>> Start DATA ENTRIES

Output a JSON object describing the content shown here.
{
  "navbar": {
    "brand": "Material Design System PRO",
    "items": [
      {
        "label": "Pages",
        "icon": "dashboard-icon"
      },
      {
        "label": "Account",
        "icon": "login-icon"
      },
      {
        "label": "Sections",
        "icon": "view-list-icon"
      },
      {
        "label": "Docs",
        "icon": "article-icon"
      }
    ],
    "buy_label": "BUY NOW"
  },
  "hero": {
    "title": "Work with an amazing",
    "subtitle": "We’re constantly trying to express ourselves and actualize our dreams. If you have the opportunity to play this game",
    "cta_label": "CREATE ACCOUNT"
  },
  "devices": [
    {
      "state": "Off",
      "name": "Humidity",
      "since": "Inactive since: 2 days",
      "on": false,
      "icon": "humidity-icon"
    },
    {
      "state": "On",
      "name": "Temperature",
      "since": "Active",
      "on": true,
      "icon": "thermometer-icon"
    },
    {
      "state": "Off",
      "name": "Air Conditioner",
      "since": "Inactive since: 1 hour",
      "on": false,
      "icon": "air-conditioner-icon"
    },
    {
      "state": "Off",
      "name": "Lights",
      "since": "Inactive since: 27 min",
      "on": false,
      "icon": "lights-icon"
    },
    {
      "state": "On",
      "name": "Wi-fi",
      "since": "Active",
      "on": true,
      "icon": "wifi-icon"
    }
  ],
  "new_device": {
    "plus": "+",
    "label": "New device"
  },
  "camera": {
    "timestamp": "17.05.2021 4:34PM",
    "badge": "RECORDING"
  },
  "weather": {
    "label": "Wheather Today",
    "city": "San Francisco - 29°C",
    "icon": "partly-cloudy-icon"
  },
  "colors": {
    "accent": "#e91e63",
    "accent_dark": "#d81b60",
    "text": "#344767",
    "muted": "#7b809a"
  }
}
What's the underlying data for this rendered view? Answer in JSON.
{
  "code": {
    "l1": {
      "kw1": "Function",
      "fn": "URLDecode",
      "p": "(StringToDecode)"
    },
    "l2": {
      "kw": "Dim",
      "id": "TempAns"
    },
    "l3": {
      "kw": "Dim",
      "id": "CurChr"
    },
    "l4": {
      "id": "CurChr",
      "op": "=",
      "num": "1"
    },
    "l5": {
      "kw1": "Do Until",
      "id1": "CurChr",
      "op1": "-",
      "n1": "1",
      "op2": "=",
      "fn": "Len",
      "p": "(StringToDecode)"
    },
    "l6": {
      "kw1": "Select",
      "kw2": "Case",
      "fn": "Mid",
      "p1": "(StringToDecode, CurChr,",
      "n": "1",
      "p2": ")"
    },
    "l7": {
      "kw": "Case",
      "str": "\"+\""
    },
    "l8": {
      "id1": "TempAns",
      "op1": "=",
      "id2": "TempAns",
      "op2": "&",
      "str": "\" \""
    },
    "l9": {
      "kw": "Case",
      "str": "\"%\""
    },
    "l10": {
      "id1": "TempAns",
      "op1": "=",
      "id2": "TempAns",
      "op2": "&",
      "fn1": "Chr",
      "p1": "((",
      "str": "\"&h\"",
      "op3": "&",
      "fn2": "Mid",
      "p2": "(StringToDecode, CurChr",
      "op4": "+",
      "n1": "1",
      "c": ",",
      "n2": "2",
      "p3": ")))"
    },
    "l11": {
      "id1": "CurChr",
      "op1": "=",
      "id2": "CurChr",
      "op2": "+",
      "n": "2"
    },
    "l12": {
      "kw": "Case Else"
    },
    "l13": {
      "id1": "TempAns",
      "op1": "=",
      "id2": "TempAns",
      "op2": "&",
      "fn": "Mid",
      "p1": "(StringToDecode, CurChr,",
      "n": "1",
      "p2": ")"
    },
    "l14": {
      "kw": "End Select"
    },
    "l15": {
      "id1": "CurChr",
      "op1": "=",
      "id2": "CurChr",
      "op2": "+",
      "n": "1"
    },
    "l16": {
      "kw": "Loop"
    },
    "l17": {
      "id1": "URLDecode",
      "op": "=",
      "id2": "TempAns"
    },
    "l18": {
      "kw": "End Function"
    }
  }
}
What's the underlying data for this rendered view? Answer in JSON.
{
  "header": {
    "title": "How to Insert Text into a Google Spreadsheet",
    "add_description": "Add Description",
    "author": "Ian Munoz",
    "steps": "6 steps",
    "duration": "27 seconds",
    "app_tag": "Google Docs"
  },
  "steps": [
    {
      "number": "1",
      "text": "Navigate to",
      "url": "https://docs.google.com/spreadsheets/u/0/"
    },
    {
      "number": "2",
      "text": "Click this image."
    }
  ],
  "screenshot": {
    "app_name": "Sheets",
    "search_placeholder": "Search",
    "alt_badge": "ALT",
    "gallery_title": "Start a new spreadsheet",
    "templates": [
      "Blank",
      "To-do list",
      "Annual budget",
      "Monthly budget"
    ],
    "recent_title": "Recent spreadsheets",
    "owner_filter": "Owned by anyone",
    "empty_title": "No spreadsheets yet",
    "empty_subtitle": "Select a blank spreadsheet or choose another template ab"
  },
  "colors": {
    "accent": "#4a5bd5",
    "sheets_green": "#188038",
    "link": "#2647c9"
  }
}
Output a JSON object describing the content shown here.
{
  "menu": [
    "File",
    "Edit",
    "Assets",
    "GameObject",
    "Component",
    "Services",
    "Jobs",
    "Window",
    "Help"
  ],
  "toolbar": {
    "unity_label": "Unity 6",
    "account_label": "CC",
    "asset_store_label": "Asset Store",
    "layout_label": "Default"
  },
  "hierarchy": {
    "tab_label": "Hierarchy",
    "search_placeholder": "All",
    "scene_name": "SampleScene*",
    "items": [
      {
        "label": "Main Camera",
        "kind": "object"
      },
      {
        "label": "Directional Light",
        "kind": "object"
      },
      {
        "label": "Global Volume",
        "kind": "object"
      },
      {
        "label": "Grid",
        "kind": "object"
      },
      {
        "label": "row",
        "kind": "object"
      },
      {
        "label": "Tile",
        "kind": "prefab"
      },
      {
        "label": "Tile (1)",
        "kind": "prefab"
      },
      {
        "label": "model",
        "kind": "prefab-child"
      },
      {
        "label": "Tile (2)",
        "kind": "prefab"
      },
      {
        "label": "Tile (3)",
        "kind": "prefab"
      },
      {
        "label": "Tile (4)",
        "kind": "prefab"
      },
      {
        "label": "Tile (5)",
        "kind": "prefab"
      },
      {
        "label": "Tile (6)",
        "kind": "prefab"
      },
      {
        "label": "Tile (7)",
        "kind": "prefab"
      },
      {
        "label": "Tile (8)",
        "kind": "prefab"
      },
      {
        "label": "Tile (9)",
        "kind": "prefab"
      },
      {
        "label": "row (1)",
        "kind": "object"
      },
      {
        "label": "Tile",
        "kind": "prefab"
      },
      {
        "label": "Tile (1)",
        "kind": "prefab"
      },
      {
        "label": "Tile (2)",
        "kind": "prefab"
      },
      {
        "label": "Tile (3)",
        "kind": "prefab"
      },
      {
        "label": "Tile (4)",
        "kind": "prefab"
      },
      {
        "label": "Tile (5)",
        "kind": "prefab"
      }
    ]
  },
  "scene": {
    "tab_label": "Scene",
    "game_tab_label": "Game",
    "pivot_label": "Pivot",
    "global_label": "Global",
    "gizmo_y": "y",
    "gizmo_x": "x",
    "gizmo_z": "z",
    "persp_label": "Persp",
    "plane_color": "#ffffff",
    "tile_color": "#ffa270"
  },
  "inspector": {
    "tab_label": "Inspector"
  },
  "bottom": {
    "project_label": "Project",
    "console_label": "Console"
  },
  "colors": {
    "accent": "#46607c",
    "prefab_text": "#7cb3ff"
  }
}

>> End DATA ENTRIES

REQUEST:
The data above must be returned in full, exactly as written.

FINAL RESULT:
Output a JSON object describing the content shown here.
{
  "navbar": {
    "brand": "Material Design System PRO",
    "items": [
      {
        "label": "Pages",
        "icon": "dashboard-icon"
      },
      {
        "label": "Account",
        "icon": "login-icon"
      },
      {
        "label": "Sections",
        "icon": "view-list-icon"
      },
      {
        "label": "Docs",
        "icon": "article-icon"
      }
    ],
    "buy_label": "BUY NOW"
  },
  "hero": {
    "title": "Work with an amazing",
    "subtitle": "We’re constantly trying to express ourselves and actualize our dreams. If you have the opportunity to play this game",
    "cta_label": "CREATE ACCOUNT"
  },
  "devices": [
    {
      "state": "Off",
      "name": "Humidity",
      "since": "Inactive since: 2 days",
      "on": false,
      "icon": "humidity-icon"
    },
    {
      "state": "On",
      "name": "Temperature",
      "since": "Active",
      "on": true,
      "icon": "thermometer-icon"
    },
    {
      "state": "Off",
      "name": "Air Conditioner",
      "since": "Inactive since: 1 hour",
      "on": false,
      "icon": "air-conditioner-icon"
    },
    {
      "state": "Off",
      "name": "Lights",
      "since": "Inactive since: 27 min",
      "on": false,
      "icon": "lights-icon"
    },
    {
      "state": "On",
      "name": "Wi-fi",
      "since": "Active",
      "on": true,
      "icon": "wifi-icon"
    }
  ],
  "new_device": {
    "plus": "+",
    "label": "New device"
  },
  "camera": {
    "timestamp": "17.05.2021 4:34PM",
    "badge": "RECORDING"
  },
  "weather": {
    "label": "Wheather Today",
    "city": "San Francisco - 29°C",
    "icon": "partly-cloudy-icon"
  },
  "colors": {
    "accent": "#e91e63",
    "accent_dark": "#d81b60",
    "text": "#344767",
    "muted": "#7b809a"
  }
}
What's the underlying data for this rendered view? Answer in JSON.
{
  "code": {
    "l1": {
      "kw1": "Function",
      "fn": "URLDecode",
      "p": "(StringToDecode)"
    },
    "l2": {
      "kw": "Dim",
      "id": "TempAns"
    },
    "l3": {
      "kw": "Dim",
      "id": "CurChr"
    },
    "l4": {
      "id": "CurChr",
      "op": "=",
      "num": "1"
    },
    "l5": {
      "kw1": "Do Until",
      "id1": "CurChr",
      "op1": "-",
      "n1": "1",
      "op2": "=",
      "fn": "Len",
      "p": "(StringToDecode)"
    },
    "l6": {
      "kw1": "Select",
      "kw2": "Case",
      "fn": "Mid",
      "p1": "(StringToDecode, CurChr,",
      "n": "1",
      "p2": ")"
    },
    "l7": {
      "kw": "Case",
      "str": "\"+\""
    },
    "l8": {
      "id1": "TempAns",
      "op1": "=",
      "id2": "TempAns",
      "op2": "&",
      "str": "\" \""
    },
    "l9": {
      "kw": "Case",
      "str": "\"%\""
    },
    "l10": {
      "id1": "TempAns",
      "op1": "=",
      "id2": "TempAns",
      "op2": "&",
      "fn1": "Chr",
      "p1": "((",
      "str": "\"&h\"",
      "op3": "&",
      "fn2": "Mid",
      "p2": "(StringToDecode, CurChr",
      "op4": "+",
      "n1": "1",
      "c": ",",
      "n2": "2",
      "p3": ")))"
    },
    "l11": {
      "id1": "CurChr",
      "op1": "=",
      "id2": "CurChr",
      "op2": "+",
      "n": "2"
    },
    "l12": {
      "kw": "Case Else"
    },
    "l13": {
      "id1": "TempAns",
      "op1": "=",
      "id2": "TempAns",
      "op2": "&",
      "fn": "Mid",
      "p1": "(StringToDecode, CurChr,",
      "n": "1",
      "p2": ")"
    },
    "l14": {
      "kw": "End Select"
    },
    "l15": {
      "id1": "CurChr",
      "op1": "=",
      "id2": "CurChr",
      "op2": "+",
      "n": "1"
    },
    "l16": {
      "kw": "Loop"
    },
    "l17": {
      "id1": "URLDecode",
      "op": "=",
      "id2": "TempAns"
    },
    "l18": {
      "kw": "End Function"
    }
  }
}
What's the underlying data for this rendered view? Answer in JSON.
{
  "header": {
    "title": "How to Insert Text into a Google Spreadsheet",
    "add_description": "Add Description",
    "author": "Ian Munoz",
    "steps": "6 steps",
    "duration": "27 seconds",
    "app_tag": "Google Docs"
  },
  "steps": [
    {
      "number": "1",
      "text": "Navigate to",
      "url": "https://docs.google.com/spreadsheets/u/0/"
    },
    {
      "number": "2",
      "text": "Click this image."
    }
  ],
  "screenshot": {
    "app_name": "Sheets",
    "search_placeholder": "Search",
    "alt_badge": "ALT",
    "gallery_title": "Start a new spreadsheet",
    "templates": [
      "Blank",
      "To-do list",
      "Annual budget",
      "Monthly budget"
    ],
    "recent_title": "Recent spreadsheets",
    "owner_filter": "Owned by anyone",
    "empty_title": "No spreadsheets yet",
    "empty_subtitle": "Select a blank spreadsheet or choose another template ab"
  },
  "colors": {
    "accent": "#4a5bd5",
    "sheets_green": "#188038",
    "link": "#2647c9"
  }
}
Output a JSON object describing the content shown here.
{
  "menu": [
    "File",
    "Edit",
    "Assets",
    "GameObject",
    "Component",
    "Services",
    "Jobs",
    "Window",
    "Help"
  ],
  "toolbar": {
    "unity_label": "Unity 6",
    "account_label": "CC",
    "asset_store_label": "Asset Store",
    "layout_label": "Default"
  },
  "hierarchy": {
    "tab_label": "Hierarchy",
    "search_placeholder": "All",
    "scene_name": "SampleScene*",
    "items": [
      {
        "label": "Main Camera",
        "kind": "object"
      },
      {
        "label": "Directional Light",
        "kind": "object"
      },
      {
        "label": "Global Volume",
        "kind": "object"
      },
      {
        "label": "Grid",
        "kind": "object"
      },
      {
        "label": "row",
        "kind": "object"
      },
      {
        "label": "Tile",
        "kind": "prefab"
      },
      {
        "label": "Tile (1)",
        "kind": "prefab"
      },
      {
        "label": "model",
        "kind": "prefab-child"
      },
      {
        "label": "Tile (2)",
        "kind": "prefab"
      },
      {
        "label": "Tile (3)",
        "kind": "prefab"
      },
      {
        "label": "Tile (4)",
        "kind": "prefab"
      },
      {
        "label": "Tile (5)",
        "kind": "prefab"
      },
      {
        "label": "Tile (6)",
        "kind": "prefab"
      },
      {
        "label": "Tile (7)",
        "kind": "prefab"
      },
      {
        "label": "Tile (8)",
        "kind": "prefab"
      },
      {
        "label": "Tile (9)",
        "kind": "prefab"
      },
      {
        "label": "row (1)",
        "kind": "object"
      },
      {
        "label": "Tile",
        "kind": "prefab"
      },
      {
        "label": "Tile (1)",
        "kind": "prefab"
      },
      {
        "label": "Tile (2)",
        "kind": "prefab"
      },
      {
        "label": "Tile (3)",
        "kind": "prefab"
      },
      {
        "label": "Tile (4)",
        "kind": "prefab"
      },
      {
        "label": "Tile (5)",
        "kind": "prefab"
      }
    ]
  },
  "scene": {
    "tab_label": "Scene",
    "game_tab_label": "Game",
    "pivot_label": "Pivot",
    "global_label": "Global",
    "gizmo_y": "y",
    "gizmo_x": "x",
    "gizmo_z": "z",
    "persp_label": "Persp",
    "plane_color": "#ffffff",
    "tile_color": "#ffa270"
  },
  "inspector": {
    "tab_label": "Inspector"
  },
  "bottom": {
    "project_label": "Project",
    "console_label": "Console"
  },
  "colors": {
    "accent": "#46607c",
    "prefab_text": "#7cb3ff"
  }
}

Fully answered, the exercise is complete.